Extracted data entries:
__________
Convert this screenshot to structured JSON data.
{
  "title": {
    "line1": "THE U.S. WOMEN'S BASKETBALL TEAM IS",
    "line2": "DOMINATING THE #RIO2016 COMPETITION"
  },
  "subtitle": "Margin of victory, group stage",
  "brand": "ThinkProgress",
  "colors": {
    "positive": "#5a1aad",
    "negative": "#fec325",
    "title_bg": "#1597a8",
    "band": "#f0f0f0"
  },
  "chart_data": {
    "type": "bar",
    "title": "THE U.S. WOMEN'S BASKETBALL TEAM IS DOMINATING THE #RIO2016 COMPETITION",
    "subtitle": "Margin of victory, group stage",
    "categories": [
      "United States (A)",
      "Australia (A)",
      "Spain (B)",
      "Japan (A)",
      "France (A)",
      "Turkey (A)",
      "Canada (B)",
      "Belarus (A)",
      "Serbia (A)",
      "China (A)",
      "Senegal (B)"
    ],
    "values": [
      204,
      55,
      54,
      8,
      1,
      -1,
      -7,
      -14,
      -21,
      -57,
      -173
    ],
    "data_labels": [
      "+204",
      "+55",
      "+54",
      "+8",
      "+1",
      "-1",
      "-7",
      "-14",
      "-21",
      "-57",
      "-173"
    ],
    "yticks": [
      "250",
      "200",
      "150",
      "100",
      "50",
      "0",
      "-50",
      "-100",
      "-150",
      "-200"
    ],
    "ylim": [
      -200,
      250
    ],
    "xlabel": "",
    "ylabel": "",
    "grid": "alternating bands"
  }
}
__________
• _EXERCISE TASK_
Reproduce each entry above exactly, keeping every word.

• _EXERCISE RESULT_
Convert this screenshot to structured JSON data.
{
  "title": {
    "line1": "THE U.S. WOMEN'S BASKETBALL TEAM IS",
    "line2": "DOMINATING THE #RIO2016 COMPETITION"
  },
  "subtitle": "Margin of victory, group stage",
  "brand": "ThinkProgress",
  "colors": {
    "positive": "#5a1aad",
    "negative": "#fec325",
    "title_bg": "#1597a8",
    "band": "#f0f0f0"
  },
  "chart_data": {
    "type": "bar",
    "title": "THE U.S. WOMEN'S BASKETBALL TEAM IS DOMINATING THE #RIO2016 COMPETITION",
    "subtitle": "Margin of victory, group stage",
    "categories": [
      "United States (A)",
      "Australia (A)",
      "Spain (B)",
      "Japan (A)",
      "France (A)",
      "Turkey (A)",
      "Canada (B)",
      "Belarus (A)",
      "Serbia (A)",
      "China (A)",
      "Senegal (B)"
    ],
    "values": [
      204,
      55,
      54,
      8,
      1,
      -1,
      -7,
      -14,
      -21,
      -57,
      -173
    ],
    "data_labels": [
      "+204",
      "+55",
      "+54",
      "+8",
      "+1",
      "-1",
      "-7",
      "-14",
      "-21",
      "-57",
      "-173"
    ],
    "yticks": [
      "250",
      "200",
      "150",
      "100",
      "50",
      "0",
      "-50",
      "-100",
      "-150",
      "-200"
    ],
    "ylim": [
      -200,
      250
    ],
    "xlabel": "",
    "ylabel": "",
    "grid": "alternating bands"
  }
}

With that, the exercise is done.